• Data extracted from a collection

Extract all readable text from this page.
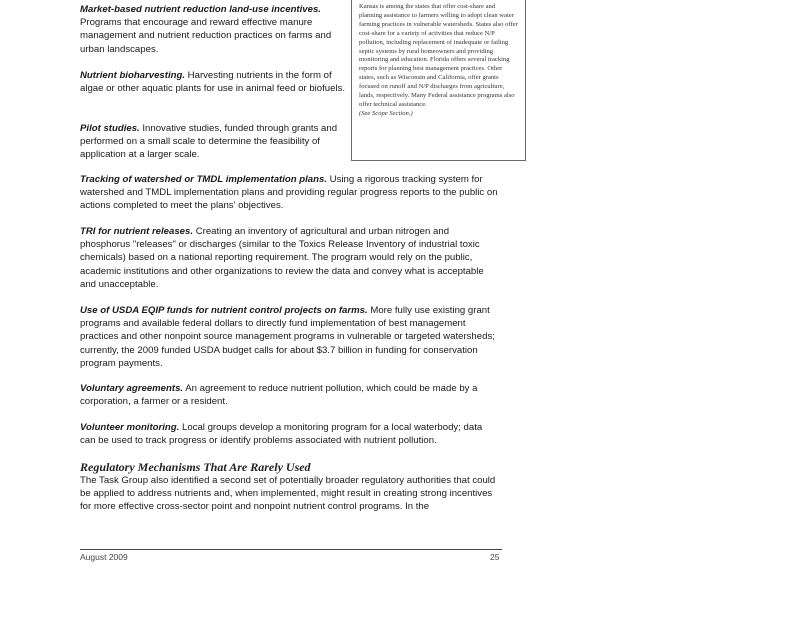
Market-based nutrient reduction land-use incentives. Programs that encourage and reward effective manure management and nutrient reduction practices on farms and urban landscapes.

Nutrient bioharvesting. Harvesting nutrients in the form of algae or other aquatic plants for use in animal feed or biofuels.

Pilot studies. Innovative studies, funded through grants and performed on a small scale to determine the feasibility of application at a larger scale.

Kansas is among the states that offer cost-share and planning assistance to farmers willing to adopt clean water farming practices in vulnerable watersheds. States also offer cost-share for a variety of activities that reduce N/P pollution, including replacement of inadequate or failing septic systems by rural homeowners and providing monitoring and education. Florida offers several tracking reports for planning best management practices. Other states, such as Wisconsin and California, offer grants focused on runoff and N/P discharges from agriculture, lands, respectively. Many Federal assistance programs also offer technical assistance.

(See Scope Section.)

Tracking of watershed or TMDL implementation plans. Using a rigorous tracking system for watershed and TMDL implementation plans and providing regular progress reports to the public on actions completed to meet the plans' objectives.

TRI for nutrient releases. Creating an inventory of agricultural and urban nitrogen and phosphorus "releases" or discharges (similar to the Toxics Release Inventory of industrial toxic chemicals) based on a national reporting requirement. The program would rely on the public, academic institutions and other organizations to review the data and convey what is acceptable and unacceptable.

Use of USDA EQIP funds for nutrient control projects on farms. More fully use existing grant programs and available federal dollars to directly fund implementation of best management practices and other nonpoint source management programs in vulnerable or targeted watersheds; currently, the 2009 funded USDA budget calls for about $3.7 billion in funding for conservation program payments.

Voluntary agreements. An agreement to reduce nutrient pollution, which could be made by a corporation, a farmer or a resident.

Volunteer monitoring. Local groups develop a monitoring program for a local waterbody; data can be used to track progress or identify problems associated with nutrient pollution.

Regulatory Mechanisms That Are Rarely Used

The Task Group also identified a second set of potentially broader regulatory authorities that could be applied to address nutrients and, when implemented, might result in creating strong incentives for more effective cross-sector point and nonpoint nutrient control programs. In the

August 2009	25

• Problem statement
Transcribe the listing in full and omit the pictures.

• Finished answer
Extract all readable text from this page.
Market-based nutrient reduction land-use incentives. Programs that encourage and reward effective manure management and nutrient reduction practices on farms and urban landscapes.

Nutrient bioharvesting. Harvesting nutrients in the form of algae or other aquatic plants for use in animal feed or biofuels.

Pilot studies. Innovative studies, funded through grants and performed on a small scale to determine the feasibility of application at a larger scale.

Kansas is among the states that offer cost-share and planning assistance to farmers willing to adopt clean water farming practices in vulnerable watersheds. States also offer cost-share for a variety of activities that reduce N/P pollution, including replacement of inadequate or failing septic systems by rural homeowners and providing monitoring and education. Florida offers several tracking reports for planning best management practices. Other states, such as Wisconsin and California, offer grants focused on runoff and N/P discharges from agriculture, lands, respectively. Many Federal assistance programs also offer technical assistance.

(See Scope Section.)

Tracking of watershed or TMDL implementation plans. Using a rigorous tracking system for watershed and TMDL implementation plans and providing regular progress reports to the public on actions completed to meet the plans' objectives.

TRI for nutrient releases. Creating an inventory of agricultural and urban nitrogen and phosphorus "releases" or discharges (similar to the Toxics Release Inventory of industrial toxic chemicals) based on a national reporting requirement. The program would rely on the public, academic institutions and other organizations to review the data and convey what is acceptable and unacceptable.

Use of USDA EQIP funds for nutrient control projects on farms. More fully use existing grant programs and available federal dollars to directly fund implementation of best management practices and other nonpoint source management programs in vulnerable or targeted watersheds; currently, the 2009 funded USDA budget calls for about $3.7 billion in funding for conservation program payments.

Voluntary agreements. An agreement to reduce nutrient pollution, which could be made by a corporation, a farmer or a resident.

Volunteer monitoring. Local groups develop a monitoring program for a local waterbody; data can be used to track progress or identify problems associated with nutrient pollution.

Regulatory Mechanisms That Are Rarely Used

The Task Group also identified a second set of potentially broader regulatory authorities that could be applied to address nutrients and, when implemented, might result in creating strong incentives for more effective cross-sector point and nonpoint nutrient control programs. In the

August 2009	25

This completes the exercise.